Un accostamento inquietante.

Scrive su Haaretz Klein: “Le proteste sono per la democrazia. Le proteste non sono efficaci in una dittatura, e la dittatura è già qui. Mentre eravamo impegnati a manifestare, è entrata in punta di piedi e si è messa comoda in salotto, assicurandosi che tutto fosse legale. Proprio come nel 1933. Le proteste appartengono al vecchio mondo civile, dove l'”opinione pubblica” aveva una certa influenza. Quel mondo è finito. Le decine di migliaia di persone che hanno manifestato fuori dalla Knesset sono state una dimostrazione di potere del Vecchio Mondo. Sono venuti a dimostrare che facciamo sul serio e che i politici non dovrebbero mettersi contro di noi. Ma ora è il potere a parlare, non una dimostrazione di potere.
Una legislatura  aggressiva deve essere contrastata in modo aggressivo, ma quanto può essere aggressiva una ribellione civile che accetta la legittimità del regime ma non le sue azioni? Una ribellione civile può scoraggiare qualcosa?

Neanche un milione di persone in piazza dissuaderà qualcuno disposto a bruciare la propria casa pur di non finire in prigione. Perché sprecare il suo tempo con spiegazioni sulla rovina del Paese e dell’economia? Si chiederà: Questo ha qualcosa a che fare con il mio processo per corruzione?
....................
*Compiti da svolgere*.
1: Ricopia dal brano sulle proteste il tratto che inizia dalle parole "Un accostamento inquietante." e termina dopo "dimostrazione di potere.".
2: Nel brano sulle proteste, dove hanno manifestato le decine di migliaia di persone?
3: Scrivi il seguito del brano sulle proteste, partendo subito dopo la domanda sul processo per corruzione.
Le voci riportate qui sono materiale a sé, distinto dal brano sulle proteste.
....................
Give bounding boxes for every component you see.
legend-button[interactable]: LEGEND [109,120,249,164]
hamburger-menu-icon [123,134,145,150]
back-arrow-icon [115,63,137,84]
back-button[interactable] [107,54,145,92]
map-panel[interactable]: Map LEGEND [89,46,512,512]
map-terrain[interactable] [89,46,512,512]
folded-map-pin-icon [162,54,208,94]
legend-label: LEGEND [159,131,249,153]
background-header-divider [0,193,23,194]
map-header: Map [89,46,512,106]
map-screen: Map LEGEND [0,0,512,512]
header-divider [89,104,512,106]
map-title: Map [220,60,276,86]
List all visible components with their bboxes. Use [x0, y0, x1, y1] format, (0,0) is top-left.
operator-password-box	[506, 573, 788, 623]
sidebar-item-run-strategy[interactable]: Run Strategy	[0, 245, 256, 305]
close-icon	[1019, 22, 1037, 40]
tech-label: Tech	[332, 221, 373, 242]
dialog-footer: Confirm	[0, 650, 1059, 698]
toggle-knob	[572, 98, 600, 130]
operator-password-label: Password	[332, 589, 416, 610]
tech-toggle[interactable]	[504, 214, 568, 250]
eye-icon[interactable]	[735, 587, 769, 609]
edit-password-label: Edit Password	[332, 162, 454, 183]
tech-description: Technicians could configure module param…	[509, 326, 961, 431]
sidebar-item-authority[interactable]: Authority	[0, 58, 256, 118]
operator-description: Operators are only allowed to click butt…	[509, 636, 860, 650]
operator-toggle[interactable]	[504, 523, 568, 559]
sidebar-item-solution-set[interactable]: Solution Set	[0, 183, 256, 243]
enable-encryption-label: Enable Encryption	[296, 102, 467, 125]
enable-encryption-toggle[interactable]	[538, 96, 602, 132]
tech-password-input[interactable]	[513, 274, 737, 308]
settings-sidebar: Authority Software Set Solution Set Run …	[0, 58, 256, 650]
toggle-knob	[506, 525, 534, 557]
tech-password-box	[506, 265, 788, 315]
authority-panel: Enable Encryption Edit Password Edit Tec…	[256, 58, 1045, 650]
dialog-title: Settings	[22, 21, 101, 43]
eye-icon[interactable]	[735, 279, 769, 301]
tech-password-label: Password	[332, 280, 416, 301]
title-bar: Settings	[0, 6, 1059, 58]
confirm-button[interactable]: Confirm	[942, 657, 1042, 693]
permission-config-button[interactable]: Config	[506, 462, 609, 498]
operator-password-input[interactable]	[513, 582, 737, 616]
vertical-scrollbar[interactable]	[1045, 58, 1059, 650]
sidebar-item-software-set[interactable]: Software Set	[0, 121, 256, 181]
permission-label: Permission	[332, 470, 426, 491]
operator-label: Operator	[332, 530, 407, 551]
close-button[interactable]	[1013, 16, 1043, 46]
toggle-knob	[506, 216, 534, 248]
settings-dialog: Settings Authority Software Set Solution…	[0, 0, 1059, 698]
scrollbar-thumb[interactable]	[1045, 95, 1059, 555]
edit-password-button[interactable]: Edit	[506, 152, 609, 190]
....................
*Risposte*.
1:
Un accostamento inquietante.

Scrive su Haaretz Klein: “Le proteste sono per la democrazia. Le proteste non sono efficaci in una dittatura, e la dittatura è già qui. Mentre eravamo impegnati a manifestare, è entrata in punta di piedi e si è messa comoda in salotto, assicurandosi che tutto fosse legale. Proprio come nel 1933. Le proteste appartengono al vecchio mondo civile, dove l'”opinione pubblica” aveva una certa influenza. Quel mondo è finito. Le decine di migliaia di persone che hanno manifestato fuori dalla Knesset sono state una dimostrazione di potere del Vecchio Mondo. Sono venuti a dimostrare che facciamo sul serio e che i politici non dovrebbero mettersi contro di noi. Ma ora è il potere a parlare, non una dimostrazione di potere.

2: Fuori dalla Knesset.

3:
Sarà protesta contro protesta quando i capi sindacali manderanno i loro lavoratori in strada. Le dittature crescono rapidamente, le democrazie appassiscono lentamente. Siamo in una fase di transizione. Manifesteremo e Benjamin Netanyahu andrà avanti. Vuole un confronto nello spirito delle nuove proposte di legge, un confronto tra forze organizzate e manifestanti. Sarà una dittatura difensiva.
I manifestanti interromperanno la vita, bloccheranno le strade; cosa faranno le forze di sicurezza? Spareranno loro? Perché no? Sappiamo come sparare ai civili.
Nessuno vuole sparatorie o sangue nelle strade. Le manifestazioni sono divertenti, edificanti e si possono portare i bambini. Lo spargimento di sangue è un’altra storia. Lo spargimento di sangue costringerebbe tutti a fare una pausa; il piano del presidente, il piano del rabbino capo. Sì, ma solo per fare una pausa, per dare un’altra occhiata alle cose.
I manifestanti sono tornati a casa sconvolti dopo la marcia di lunedì su Gerusalemme, ma anche un po’ sollevati. Non è stato versato sangue. Sono bravi ragazzi rispettosi della legge e contribuenti. Ora ci sarà una breve pausa, ma sarà ingannevole, come durante un calcio di rigore. E poi arriverà il colpo di grazia. Tutte le persone che lunedì sono andate a casa con un sospiro di sollievo torneranno arrabbiate e in cerca di vendetta. Sono stati ingannati.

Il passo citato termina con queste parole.